STATED PROBLEM:
Say how many lines contain the string "Bridge". Give no other output.

-*-*-

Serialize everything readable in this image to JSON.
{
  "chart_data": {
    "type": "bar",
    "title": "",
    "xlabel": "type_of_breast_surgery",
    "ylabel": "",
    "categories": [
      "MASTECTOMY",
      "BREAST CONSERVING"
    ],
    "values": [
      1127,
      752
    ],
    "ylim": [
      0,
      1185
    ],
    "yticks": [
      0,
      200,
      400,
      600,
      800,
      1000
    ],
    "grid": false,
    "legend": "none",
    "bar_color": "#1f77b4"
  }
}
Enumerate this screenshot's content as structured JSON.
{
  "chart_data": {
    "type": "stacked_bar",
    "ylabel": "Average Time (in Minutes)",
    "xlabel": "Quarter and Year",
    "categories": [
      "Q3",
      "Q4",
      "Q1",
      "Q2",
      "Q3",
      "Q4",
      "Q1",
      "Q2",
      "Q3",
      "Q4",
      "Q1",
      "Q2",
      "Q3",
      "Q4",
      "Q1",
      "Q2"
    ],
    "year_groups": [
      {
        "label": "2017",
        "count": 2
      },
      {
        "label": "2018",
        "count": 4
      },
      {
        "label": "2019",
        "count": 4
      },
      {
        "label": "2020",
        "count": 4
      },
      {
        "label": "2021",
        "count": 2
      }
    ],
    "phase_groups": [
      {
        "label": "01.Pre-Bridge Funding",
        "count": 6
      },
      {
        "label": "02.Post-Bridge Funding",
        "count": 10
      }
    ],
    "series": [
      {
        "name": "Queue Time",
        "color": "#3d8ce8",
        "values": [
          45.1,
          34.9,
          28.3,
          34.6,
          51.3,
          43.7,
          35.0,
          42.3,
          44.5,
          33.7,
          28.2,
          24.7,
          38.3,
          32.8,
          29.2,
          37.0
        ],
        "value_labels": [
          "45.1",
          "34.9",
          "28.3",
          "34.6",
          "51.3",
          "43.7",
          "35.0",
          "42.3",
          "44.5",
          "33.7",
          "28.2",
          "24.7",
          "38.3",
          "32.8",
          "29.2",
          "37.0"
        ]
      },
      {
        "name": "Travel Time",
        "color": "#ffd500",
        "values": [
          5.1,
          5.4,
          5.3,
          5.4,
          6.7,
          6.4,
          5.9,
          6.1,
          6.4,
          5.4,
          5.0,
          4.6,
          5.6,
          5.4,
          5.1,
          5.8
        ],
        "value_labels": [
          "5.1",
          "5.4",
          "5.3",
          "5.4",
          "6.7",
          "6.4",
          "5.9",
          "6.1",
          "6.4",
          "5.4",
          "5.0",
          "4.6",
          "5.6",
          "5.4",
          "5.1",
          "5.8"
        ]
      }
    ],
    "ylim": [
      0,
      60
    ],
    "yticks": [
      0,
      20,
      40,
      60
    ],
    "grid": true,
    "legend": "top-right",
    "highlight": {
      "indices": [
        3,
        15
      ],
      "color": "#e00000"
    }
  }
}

-*-*-

FINISHED ANSWER:
2